RECORDS TO PROCESS -
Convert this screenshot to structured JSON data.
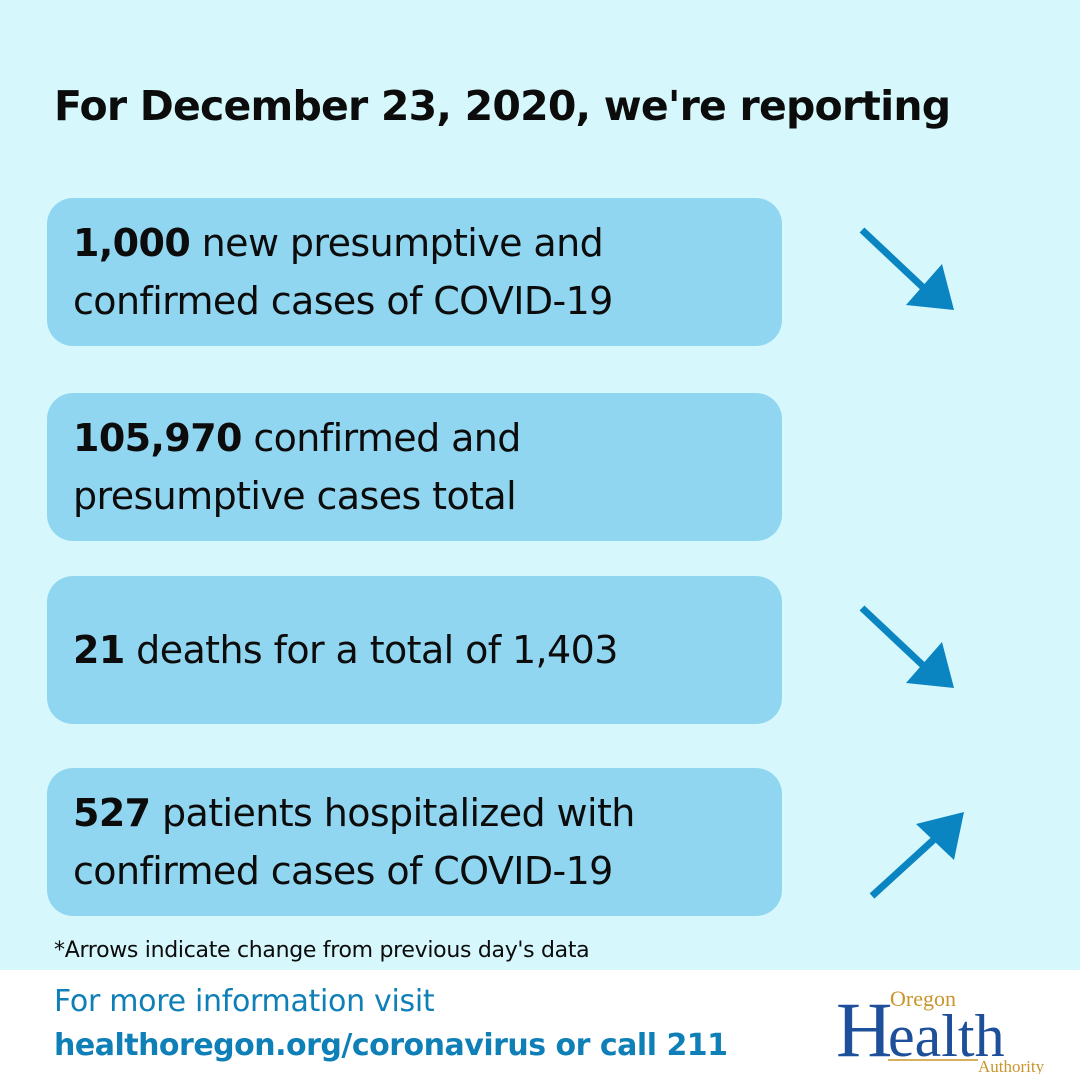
{
  "header": {
    "title": "For December 23, 2020, we're reporting"
  },
  "cards": [
    {
      "bold": "1,000",
      "line1_rest": " new presumptive and",
      "line2": "confirmed cases of COVID-19",
      "arrow": "arrow-down-right-icon"
    },
    {
      "bold": "105,970",
      "line1_rest": " confirmed and",
      "line2": "presumptive cases total",
      "arrow": null
    },
    {
      "bold": "21",
      "line1_rest": " deaths for a total of 1,403",
      "line2": "",
      "arrow": "arrow-down-right-icon"
    },
    {
      "bold": "527",
      "line1_rest": " patients hospitalized with",
      "line2": "confirmed cases of COVID-19",
      "arrow": "arrow-up-right-icon"
    }
  ],
  "note": "*Arrows indicate change from previous day's data",
  "footer": {
    "line1": "For more information visit",
    "line2": "healthoregon.org/coronavirus or call 211"
  },
  "logo": {
    "top": "Oregon",
    "main": "Health",
    "bottom": "Authority"
  },
  "colors": {
    "background": "#d6f8fc",
    "card": "#91d6f1",
    "arrow": "#0a85c1",
    "footer_text": "#0f7fb7",
    "logo_blue": "#1e4f9a",
    "logo_gold": "#c9952b"
  }
}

WHAT NEEDS TO BE DONE - The word "total" occurs in some lines of the data above; report how many such lines there are, with no other words.

RESULT OF THE EXERCISE - 2